*Problem to solve:*
Pull every "Over" line out of the data below.

*Records provided:*

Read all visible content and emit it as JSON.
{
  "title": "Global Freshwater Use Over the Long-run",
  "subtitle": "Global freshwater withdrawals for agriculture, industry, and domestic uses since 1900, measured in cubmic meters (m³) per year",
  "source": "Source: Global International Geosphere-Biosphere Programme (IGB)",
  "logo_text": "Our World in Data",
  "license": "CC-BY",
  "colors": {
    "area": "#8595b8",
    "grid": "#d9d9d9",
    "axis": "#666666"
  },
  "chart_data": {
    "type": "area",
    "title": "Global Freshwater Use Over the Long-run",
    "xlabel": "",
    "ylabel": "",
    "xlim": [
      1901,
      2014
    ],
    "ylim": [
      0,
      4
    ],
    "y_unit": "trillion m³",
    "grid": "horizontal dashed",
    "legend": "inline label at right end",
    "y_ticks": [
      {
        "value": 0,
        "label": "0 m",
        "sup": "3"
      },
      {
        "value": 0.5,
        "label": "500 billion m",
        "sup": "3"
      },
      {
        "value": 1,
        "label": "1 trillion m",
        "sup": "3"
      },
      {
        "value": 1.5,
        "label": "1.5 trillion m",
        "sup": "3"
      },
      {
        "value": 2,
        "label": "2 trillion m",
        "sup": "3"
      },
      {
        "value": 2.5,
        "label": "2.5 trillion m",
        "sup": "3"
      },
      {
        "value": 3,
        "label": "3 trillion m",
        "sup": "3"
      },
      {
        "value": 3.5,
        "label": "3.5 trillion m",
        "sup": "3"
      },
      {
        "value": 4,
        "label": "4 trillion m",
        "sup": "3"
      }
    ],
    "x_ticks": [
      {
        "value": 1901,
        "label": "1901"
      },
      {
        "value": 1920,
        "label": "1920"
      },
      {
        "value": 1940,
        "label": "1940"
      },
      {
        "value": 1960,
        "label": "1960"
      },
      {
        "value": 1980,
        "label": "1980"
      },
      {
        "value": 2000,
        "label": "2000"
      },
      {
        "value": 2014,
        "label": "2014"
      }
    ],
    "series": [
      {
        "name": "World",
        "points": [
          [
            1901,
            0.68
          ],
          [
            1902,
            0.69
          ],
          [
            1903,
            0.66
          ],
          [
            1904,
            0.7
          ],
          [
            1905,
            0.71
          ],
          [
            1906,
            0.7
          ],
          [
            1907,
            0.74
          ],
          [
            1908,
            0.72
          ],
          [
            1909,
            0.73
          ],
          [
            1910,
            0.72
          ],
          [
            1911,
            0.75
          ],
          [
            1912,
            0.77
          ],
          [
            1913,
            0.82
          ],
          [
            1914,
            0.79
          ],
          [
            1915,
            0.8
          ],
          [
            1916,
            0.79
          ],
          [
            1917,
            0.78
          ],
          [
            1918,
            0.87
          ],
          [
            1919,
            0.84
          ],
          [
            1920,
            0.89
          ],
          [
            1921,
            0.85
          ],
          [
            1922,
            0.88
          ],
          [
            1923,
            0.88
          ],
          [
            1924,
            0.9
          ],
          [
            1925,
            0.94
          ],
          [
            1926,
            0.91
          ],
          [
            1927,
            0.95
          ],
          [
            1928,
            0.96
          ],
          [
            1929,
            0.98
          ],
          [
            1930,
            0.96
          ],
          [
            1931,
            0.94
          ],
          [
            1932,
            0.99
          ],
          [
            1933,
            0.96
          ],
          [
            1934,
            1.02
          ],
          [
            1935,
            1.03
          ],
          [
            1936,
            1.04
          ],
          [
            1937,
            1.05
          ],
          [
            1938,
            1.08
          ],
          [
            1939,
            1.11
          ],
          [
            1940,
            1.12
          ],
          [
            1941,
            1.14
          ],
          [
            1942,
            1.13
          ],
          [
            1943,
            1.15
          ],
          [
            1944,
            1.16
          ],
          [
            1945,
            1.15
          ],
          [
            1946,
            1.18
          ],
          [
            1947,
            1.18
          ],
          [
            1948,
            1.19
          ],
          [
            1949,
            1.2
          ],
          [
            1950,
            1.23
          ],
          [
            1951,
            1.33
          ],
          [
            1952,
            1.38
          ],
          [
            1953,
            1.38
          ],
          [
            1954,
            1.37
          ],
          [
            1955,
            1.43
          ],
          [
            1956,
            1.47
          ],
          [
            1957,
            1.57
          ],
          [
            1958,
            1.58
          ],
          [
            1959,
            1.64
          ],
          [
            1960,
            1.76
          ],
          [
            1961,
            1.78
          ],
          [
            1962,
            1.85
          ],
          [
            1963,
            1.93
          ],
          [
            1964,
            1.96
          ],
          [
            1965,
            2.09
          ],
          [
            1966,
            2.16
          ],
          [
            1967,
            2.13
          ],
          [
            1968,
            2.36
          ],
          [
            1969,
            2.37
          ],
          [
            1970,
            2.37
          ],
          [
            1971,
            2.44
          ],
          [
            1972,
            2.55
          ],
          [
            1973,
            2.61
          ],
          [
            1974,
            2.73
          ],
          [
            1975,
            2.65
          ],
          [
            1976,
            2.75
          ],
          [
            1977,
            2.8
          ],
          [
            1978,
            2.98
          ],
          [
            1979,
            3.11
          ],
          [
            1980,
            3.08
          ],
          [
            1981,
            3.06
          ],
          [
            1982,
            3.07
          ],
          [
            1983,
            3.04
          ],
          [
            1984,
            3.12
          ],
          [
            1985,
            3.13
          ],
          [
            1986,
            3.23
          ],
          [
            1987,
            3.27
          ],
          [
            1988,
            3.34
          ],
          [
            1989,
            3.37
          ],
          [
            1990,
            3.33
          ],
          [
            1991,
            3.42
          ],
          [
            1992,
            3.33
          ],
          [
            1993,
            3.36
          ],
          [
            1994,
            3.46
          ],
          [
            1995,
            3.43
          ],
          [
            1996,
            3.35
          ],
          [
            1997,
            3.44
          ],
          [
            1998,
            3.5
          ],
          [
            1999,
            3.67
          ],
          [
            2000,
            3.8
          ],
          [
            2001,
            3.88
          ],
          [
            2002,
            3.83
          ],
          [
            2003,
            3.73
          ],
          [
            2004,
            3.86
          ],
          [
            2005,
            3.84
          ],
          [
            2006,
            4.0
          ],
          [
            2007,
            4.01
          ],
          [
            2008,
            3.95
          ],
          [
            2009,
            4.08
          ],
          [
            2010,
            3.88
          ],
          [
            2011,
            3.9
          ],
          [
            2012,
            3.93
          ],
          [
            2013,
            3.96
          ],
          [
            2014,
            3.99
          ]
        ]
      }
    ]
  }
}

*Result for this exercise:*
  "title": "Global Freshwater Use Over the Long-run",
    "title": "Global Freshwater Use Over the Long-run",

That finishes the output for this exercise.